----- GIVEN DATA -----

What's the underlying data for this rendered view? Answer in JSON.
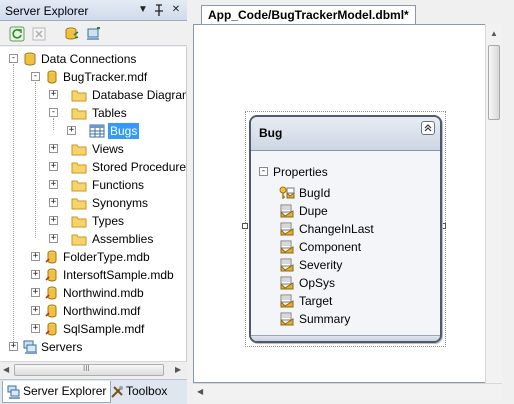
{
  "server_explorer": {
    "title": "Server Explorer",
    "title_buttons": {
      "dropdown": "▼",
      "pin": "⊥",
      "close": "✕"
    },
    "toolbar": [
      "refresh-icon",
      "stop-icon",
      "connect-database-icon",
      "connect-server-icon"
    ],
    "tree": [
      {
        "label": "Data Connections",
        "icon": "data-connections-icon",
        "expander": "-"
      },
      {
        "label": "BugTracker.mdf",
        "icon": "database-icon",
        "expander": "-"
      },
      {
        "label": "Database Diagrams",
        "icon": "folder-icon",
        "expander": "+"
      },
      {
        "label": "Tables",
        "icon": "folder-icon",
        "expander": "-"
      },
      {
        "label": "Bugs",
        "icon": "table-icon",
        "expander": "+",
        "selected": true
      },
      {
        "label": "Views",
        "icon": "folder-icon",
        "expander": "+"
      },
      {
        "label": "Stored Procedures",
        "icon": "folder-icon",
        "expander": "+"
      },
      {
        "label": "Functions",
        "icon": "folder-icon",
        "expander": "+"
      },
      {
        "label": "Synonyms",
        "icon": "folder-icon",
        "expander": "+"
      },
      {
        "label": "Types",
        "icon": "folder-icon",
        "expander": "+"
      },
      {
        "label": "Assemblies",
        "icon": "folder-icon",
        "expander": "+"
      },
      {
        "label": "FolderType.mdb",
        "icon": "database-icon",
        "expander": "+"
      },
      {
        "label": "IntersoftSample.mdb",
        "icon": "database-icon",
        "expander": "+"
      },
      {
        "label": "Northwind.mdb",
        "icon": "database-icon",
        "expander": "+"
      },
      {
        "label": "Northwind.mdf",
        "icon": "database-icon",
        "expander": "+"
      },
      {
        "label": "SqlSample.mdf",
        "icon": "database-icon",
        "expander": "+"
      },
      {
        "label": "Servers",
        "icon": "servers-icon",
        "expander": "+"
      }
    ],
    "scroll_thumb_label": "III",
    "bottom_tabs": [
      {
        "label": "Server Explorer",
        "icon": "server-explorer-icon",
        "active": true
      },
      {
        "label": "Toolbox",
        "icon": "toolbox-icon",
        "active": false
      }
    ]
  },
  "document": {
    "tab_title": "App_Code/BugTrackerModel.dbml*",
    "entity": {
      "name": "Bug",
      "collapse_glyph": "⌃",
      "section_label": "Properties",
      "section_expander": "-",
      "properties": [
        {
          "name": "BugId",
          "icon": "key-property-icon"
        },
        {
          "name": "Dupe",
          "icon": "property-icon"
        },
        {
          "name": "ChangeInLast",
          "icon": "property-icon"
        },
        {
          "name": "Component",
          "icon": "property-icon"
        },
        {
          "name": "Severity",
          "icon": "property-icon"
        },
        {
          "name": "OpSys",
          "icon": "property-icon"
        },
        {
          "name": "Target",
          "icon": "property-icon"
        },
        {
          "name": "Summary",
          "icon": "property-icon"
        }
      ]
    }
  },
  "colors": {
    "selection": "#3399ff",
    "folder": "#f2c74a",
    "titlebar": "#cfdaea",
    "entity_border": "#50596a"
  }
}
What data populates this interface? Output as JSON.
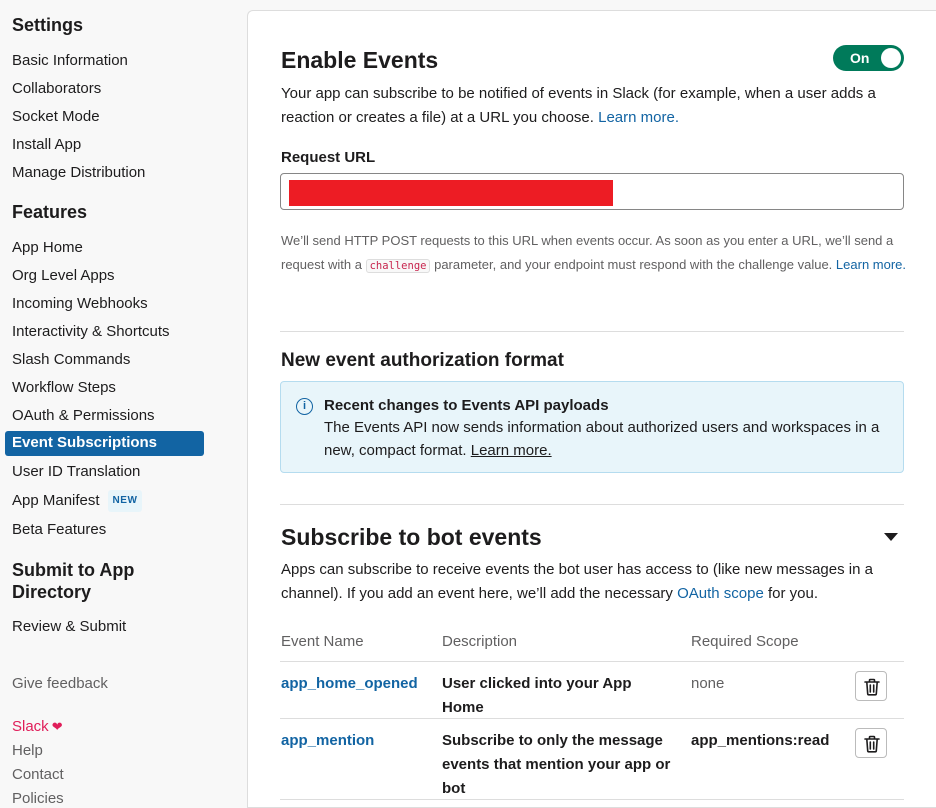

-----

**TASK DIRECTIONS**
Set each line of the records down exactly, leaving every picture out.

**TASK RESULT**
What's the underlying data for this rendered view? Answer in JSON.
{
  "server_explorer": {
    "title": "Server Explorer",
    "title_buttons": {
      "dropdown": "▼",
      "pin": "⊥",
      "close": "✕"
    },
    "toolbar": [
      "refresh-icon",
      "stop-icon",
      "connect-database-icon",
      "connect-server-icon"
    ],
    "tree": [
      {
        "label": "Data Connections",
        "icon": "data-connections-icon",
        "expander": "-"
      },
      {
        "label": "BugTracker.mdf",
        "icon": "database-icon",
        "expander": "-"
      },
      {
        "label": "Database Diagrams",
        "icon": "folder-icon",
        "expander": "+"
      },
      {
        "label": "Tables",
        "icon": "folder-icon",
        "expander": "-"
      },
      {
        "label": "Bugs",
        "icon": "table-icon",
        "expander": "+",
        "selected": true
      },
      {
        "label": "Views",
        "icon": "folder-icon",
        "expander": "+"
      },
      {
        "label": "Stored Procedures",
        "icon": "folder-icon",
        "expander": "+"
      },
      {
        "label": "Functions",
        "icon": "folder-icon",
        "expander": "+"
      },
      {
        "label": "Synonyms",
        "icon": "folder-icon",
        "expander": "+"
      },
      {
        "label": "Types",
        "icon": "folder-icon",
        "expander": "+"
      },
      {
        "label": "Assemblies",
        "icon": "folder-icon",
        "expander": "+"
      },
      {
        "label": "FolderType.mdb",
        "icon": "database-icon",
        "expander": "+"
      },
      {
        "label": "IntersoftSample.mdb",
        "icon": "database-icon",
        "expander": "+"
      },
      {
        "label": "Northwind.mdb",
        "icon": "database-icon",
        "expander": "+"
      },
      {
        "label": "Northwind.mdf",
        "icon": "database-icon",
        "expander": "+"
      },
      {
        "label": "SqlSample.mdf",
        "icon": "database-icon",
        "expander": "+"
      },
      {
        "label": "Servers",
        "icon": "servers-icon",
        "expander": "+"
      }
    ],
    "scroll_thumb_label": "III",
    "bottom_tabs": [
      {
        "label": "Server Explorer",
        "icon": "server-explorer-icon",
        "active": true
      },
      {
        "label": "Toolbox",
        "icon": "toolbox-icon",
        "active": false
      }
    ]
  },
  "document": {
    "tab_title": "App_Code/BugTrackerModel.dbml*",
    "entity": {
      "name": "Bug",
      "collapse_glyph": "⌃",
      "section_label": "Properties",
      "section_expander": "-",
      "properties": [
        {
          "name": "BugId",
          "icon": "key-property-icon"
        },
        {
          "name": "Dupe",
          "icon": "property-icon"
        },
        {
          "name": "ChangeInLast",
          "icon": "property-icon"
        },
        {
          "name": "Component",
          "icon": "property-icon"
        },
        {
          "name": "Severity",
          "icon": "property-icon"
        },
        {
          "name": "OpSys",
          "icon": "property-icon"
        },
        {
          "name": "Target",
          "icon": "property-icon"
        },
        {
          "name": "Summary",
          "icon": "property-icon"
        }
      ]
    }
  },
  "colors": {
    "selection": "#3399ff",
    "folder": "#f2c74a",
    "titlebar": "#cfdaea",
    "entity_border": "#50596a"
  }
}
What data populates this interface? Output as JSON.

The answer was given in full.